SUPPLIED ENTRIES:
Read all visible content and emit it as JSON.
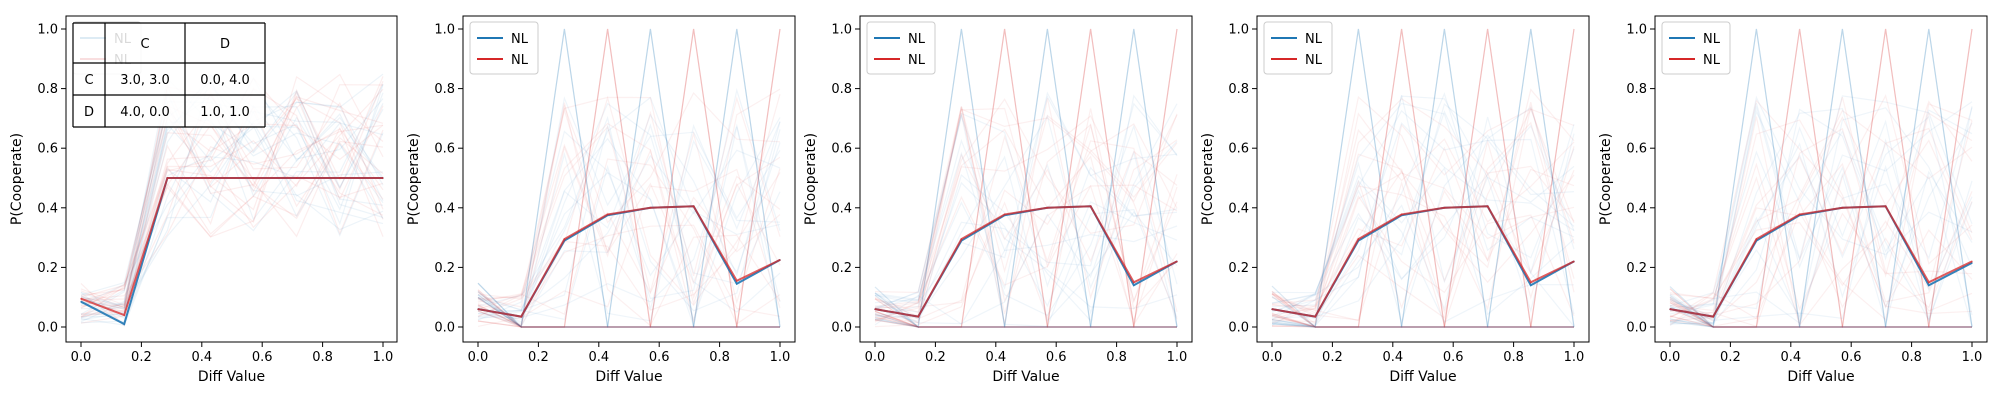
{
  "chart_data": [
    {
      "type": "line",
      "xlabel": "Diff Value",
      "ylabel": "P(Cooperate)",
      "xlim": [
        0.0,
        1.0
      ],
      "ylim": [
        0.0,
        1.0
      ],
      "x_ticks": [
        "0.0",
        "0.2",
        "0.4",
        "0.6",
        "0.8",
        "1.0"
      ],
      "y_ticks": [
        "0.0",
        "0.2",
        "0.4",
        "0.6",
        "0.8",
        "1.0"
      ],
      "grid": false,
      "legend_position": "top-left",
      "x": [
        0.0,
        0.143,
        0.286,
        0.429,
        0.571,
        0.714,
        0.857,
        1.0
      ],
      "series": [
        {
          "name": "NL",
          "color": "#1f77b4",
          "values": [
            0.085,
            0.01,
            0.5,
            0.5,
            0.5,
            0.5,
            0.5,
            0.5
          ]
        },
        {
          "name": "NL",
          "color": "#d62728",
          "values": [
            0.095,
            0.04,
            0.5,
            0.5,
            0.5,
            0.5,
            0.5,
            0.5
          ]
        }
      ],
      "payoff_table": {
        "header": [
          "",
          "C",
          "D"
        ],
        "rows": [
          [
            "C",
            "3.0, 3.0",
            "0.0, 4.0"
          ],
          [
            "D",
            "4.0, 0.0",
            "1.0, 1.0"
          ]
        ]
      }
    },
    {
      "type": "line",
      "xlabel": "Diff Value",
      "ylabel": "P(Cooperate)",
      "xlim": [
        0.0,
        1.0
      ],
      "ylim": [
        0.0,
        1.0
      ],
      "x_ticks": [
        "0.0",
        "0.2",
        "0.4",
        "0.6",
        "0.8",
        "1.0"
      ],
      "y_ticks": [
        "0.0",
        "0.2",
        "0.4",
        "0.6",
        "0.8",
        "1.0"
      ],
      "grid": false,
      "legend_position": "top-left",
      "x": [
        0.0,
        0.143,
        0.286,
        0.429,
        0.571,
        0.714,
        0.857,
        1.0
      ],
      "series": [
        {
          "name": "NL",
          "color": "#1f77b4",
          "values": [
            0.06,
            0.035,
            0.29,
            0.375,
            0.4,
            0.405,
            0.145,
            0.225
          ]
        },
        {
          "name": "NL",
          "color": "#d62728",
          "values": [
            0.06,
            0.035,
            0.295,
            0.378,
            0.4,
            0.405,
            0.155,
            0.225
          ]
        }
      ]
    },
    {
      "type": "line",
      "xlabel": "Diff Value",
      "ylabel": "P(Cooperate)",
      "xlim": [
        0.0,
        1.0
      ],
      "ylim": [
        0.0,
        1.0
      ],
      "x_ticks": [
        "0.0",
        "0.2",
        "0.4",
        "0.6",
        "0.8",
        "1.0"
      ],
      "y_ticks": [
        "0.0",
        "0.2",
        "0.4",
        "0.6",
        "0.8",
        "1.0"
      ],
      "grid": false,
      "legend_position": "top-left",
      "x": [
        0.0,
        0.143,
        0.286,
        0.429,
        0.571,
        0.714,
        0.857,
        1.0
      ],
      "series": [
        {
          "name": "NL",
          "color": "#1f77b4",
          "values": [
            0.06,
            0.035,
            0.29,
            0.375,
            0.4,
            0.405,
            0.14,
            0.22
          ]
        },
        {
          "name": "NL",
          "color": "#d62728",
          "values": [
            0.06,
            0.035,
            0.295,
            0.378,
            0.4,
            0.405,
            0.15,
            0.22
          ]
        }
      ]
    },
    {
      "type": "line",
      "xlabel": "Diff Value",
      "ylabel": "P(Cooperate)",
      "xlim": [
        0.0,
        1.0
      ],
      "ylim": [
        0.0,
        1.0
      ],
      "x_ticks": [
        "0.0",
        "0.2",
        "0.4",
        "0.6",
        "0.8",
        "1.0"
      ],
      "y_ticks": [
        "0.0",
        "0.2",
        "0.4",
        "0.6",
        "0.8",
        "1.0"
      ],
      "grid": false,
      "legend_position": "top-left",
      "x": [
        0.0,
        0.143,
        0.286,
        0.429,
        0.571,
        0.714,
        0.857,
        1.0
      ],
      "series": [
        {
          "name": "NL",
          "color": "#1f77b4",
          "values": [
            0.06,
            0.035,
            0.29,
            0.375,
            0.4,
            0.405,
            0.14,
            0.22
          ]
        },
        {
          "name": "NL",
          "color": "#d62728",
          "values": [
            0.06,
            0.035,
            0.295,
            0.378,
            0.4,
            0.405,
            0.15,
            0.22
          ]
        }
      ]
    },
    {
      "type": "line",
      "xlabel": "Diff Value",
      "ylabel": "P(Cooperate)",
      "xlim": [
        0.0,
        1.0
      ],
      "ylim": [
        0.0,
        1.0
      ],
      "x_ticks": [
        "0.0",
        "0.2",
        "0.4",
        "0.6",
        "0.8",
        "1.0"
      ],
      "y_ticks": [
        "0.0",
        "0.2",
        "0.4",
        "0.6",
        "0.8",
        "1.0"
      ],
      "grid": false,
      "legend_position": "top-left",
      "x": [
        0.0,
        0.143,
        0.286,
        0.429,
        0.571,
        0.714,
        0.857,
        1.0
      ],
      "series": [
        {
          "name": "NL",
          "color": "#1f77b4",
          "values": [
            0.06,
            0.035,
            0.29,
            0.375,
            0.4,
            0.405,
            0.14,
            0.215
          ]
        },
        {
          "name": "NL",
          "color": "#d62728",
          "values": [
            0.06,
            0.035,
            0.295,
            0.378,
            0.4,
            0.405,
            0.15,
            0.22
          ]
        }
      ]
    }
  ]
}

WRITTEN TASK: Without including any pictures, print all of the material exactly as given.

COMPLETE OUTPUT:
Read all visible content and emit it as JSON.
{
  "chart_data": [
    {
      "type": "line",
      "xlabel": "Diff Value",
      "ylabel": "P(Cooperate)",
      "xlim": [
        0.0,
        1.0
      ],
      "ylim": [
        0.0,
        1.0
      ],
      "x_ticks": [
        "0.0",
        "0.2",
        "0.4",
        "0.6",
        "0.8",
        "1.0"
      ],
      "y_ticks": [
        "0.0",
        "0.2",
        "0.4",
        "0.6",
        "0.8",
        "1.0"
      ],
      "grid": false,
      "legend_position": "top-left",
      "x": [
        0.0,
        0.143,
        0.286,
        0.429,
        0.571,
        0.714,
        0.857,
        1.0
      ],
      "series": [
        {
          "name": "NL",
          "color": "#1f77b4",
          "values": [
            0.085,
            0.01,
            0.5,
            0.5,
            0.5,
            0.5,
            0.5,
            0.5
          ]
        },
        {
          "name": "NL",
          "color": "#d62728",
          "values": [
            0.095,
            0.04,
            0.5,
            0.5,
            0.5,
            0.5,
            0.5,
            0.5
          ]
        }
      ],
      "payoff_table": {
        "header": [
          "",
          "C",
          "D"
        ],
        "rows": [
          [
            "C",
            "3.0, 3.0",
            "0.0, 4.0"
          ],
          [
            "D",
            "4.0, 0.0",
            "1.0, 1.0"
          ]
        ]
      }
    },
    {
      "type": "line",
      "xlabel": "Diff Value",
      "ylabel": "P(Cooperate)",
      "xlim": [
        0.0,
        1.0
      ],
      "ylim": [
        0.0,
        1.0
      ],
      "x_ticks": [
        "0.0",
        "0.2",
        "0.4",
        "0.6",
        "0.8",
        "1.0"
      ],
      "y_ticks": [
        "0.0",
        "0.2",
        "0.4",
        "0.6",
        "0.8",
        "1.0"
      ],
      "grid": false,
      "legend_position": "top-left",
      "x": [
        0.0,
        0.143,
        0.286,
        0.429,
        0.571,
        0.714,
        0.857,
        1.0
      ],
      "series": [
        {
          "name": "NL",
          "color": "#1f77b4",
          "values": [
            0.06,
            0.035,
            0.29,
            0.375,
            0.4,
            0.405,
            0.145,
            0.225
          ]
        },
        {
          "name": "NL",
          "color": "#d62728",
          "values": [
            0.06,
            0.035,
            0.295,
            0.378,
            0.4,
            0.405,
            0.155,
            0.225
          ]
        }
      ]
    },
    {
      "type": "line",
      "xlabel": "Diff Value",
      "ylabel": "P(Cooperate)",
      "xlim": [
        0.0,
        1.0
      ],
      "ylim": [
        0.0,
        1.0
      ],
      "x_ticks": [
        "0.0",
        "0.2",
        "0.4",
        "0.6",
        "0.8",
        "1.0"
      ],
      "y_ticks": [
        "0.0",
        "0.2",
        "0.4",
        "0.6",
        "0.8",
        "1.0"
      ],
      "grid": false,
      "legend_position": "top-left",
      "x": [
        0.0,
        0.143,
        0.286,
        0.429,
        0.571,
        0.714,
        0.857,
        1.0
      ],
      "series": [
        {
          "name": "NL",
          "color": "#1f77b4",
          "values": [
            0.06,
            0.035,
            0.29,
            0.375,
            0.4,
            0.405,
            0.14,
            0.22
          ]
        },
        {
          "name": "NL",
          "color": "#d62728",
          "values": [
            0.06,
            0.035,
            0.295,
            0.378,
            0.4,
            0.405,
            0.15,
            0.22
          ]
        }
      ]
    },
    {
      "type": "line",
      "xlabel": "Diff Value",
      "ylabel": "P(Cooperate)",
      "xlim": [
        0.0,
        1.0
      ],
      "ylim": [
        0.0,
        1.0
      ],
      "x_ticks": [
        "0.0",
        "0.2",
        "0.4",
        "0.6",
        "0.8",
        "1.0"
      ],
      "y_ticks": [
        "0.0",
        "0.2",
        "0.4",
        "0.6",
        "0.8",
        "1.0"
      ],
      "grid": false,
      "legend_position": "top-left",
      "x": [
        0.0,
        0.143,
        0.286,
        0.429,
        0.571,
        0.714,
        0.857,
        1.0
      ],
      "series": [
        {
          "name": "NL",
          "color": "#1f77b4",
          "values": [
            0.06,
            0.035,
            0.29,
            0.375,
            0.4,
            0.405,
            0.14,
            0.22
          ]
        },
        {
          "name": "NL",
          "color": "#d62728",
          "values": [
            0.06,
            0.035,
            0.295,
            0.378,
            0.4,
            0.405,
            0.15,
            0.22
          ]
        }
      ]
    },
    {
      "type": "line",
      "xlabel": "Diff Value",
      "ylabel": "P(Cooperate)",
      "xlim": [
        0.0,
        1.0
      ],
      "ylim": [
        0.0,
        1.0
      ],
      "x_ticks": [
        "0.0",
        "0.2",
        "0.4",
        "0.6",
        "0.8",
        "1.0"
      ],
      "y_ticks": [
        "0.0",
        "0.2",
        "0.4",
        "0.6",
        "0.8",
        "1.0"
      ],
      "grid": false,
      "legend_position": "top-left",
      "x": [
        0.0,
        0.143,
        0.286,
        0.429,
        0.571,
        0.714,
        0.857,
        1.0
      ],
      "series": [
        {
          "name": "NL",
          "color": "#1f77b4",
          "values": [
            0.06,
            0.035,
            0.29,
            0.375,
            0.4,
            0.405,
            0.14,
            0.215
          ]
        },
        {
          "name": "NL",
          "color": "#d62728",
          "values": [
            0.06,
            0.035,
            0.295,
            0.378,
            0.4,
            0.405,
            0.15,
            0.22
          ]
        }
      ]
    }
  ]
}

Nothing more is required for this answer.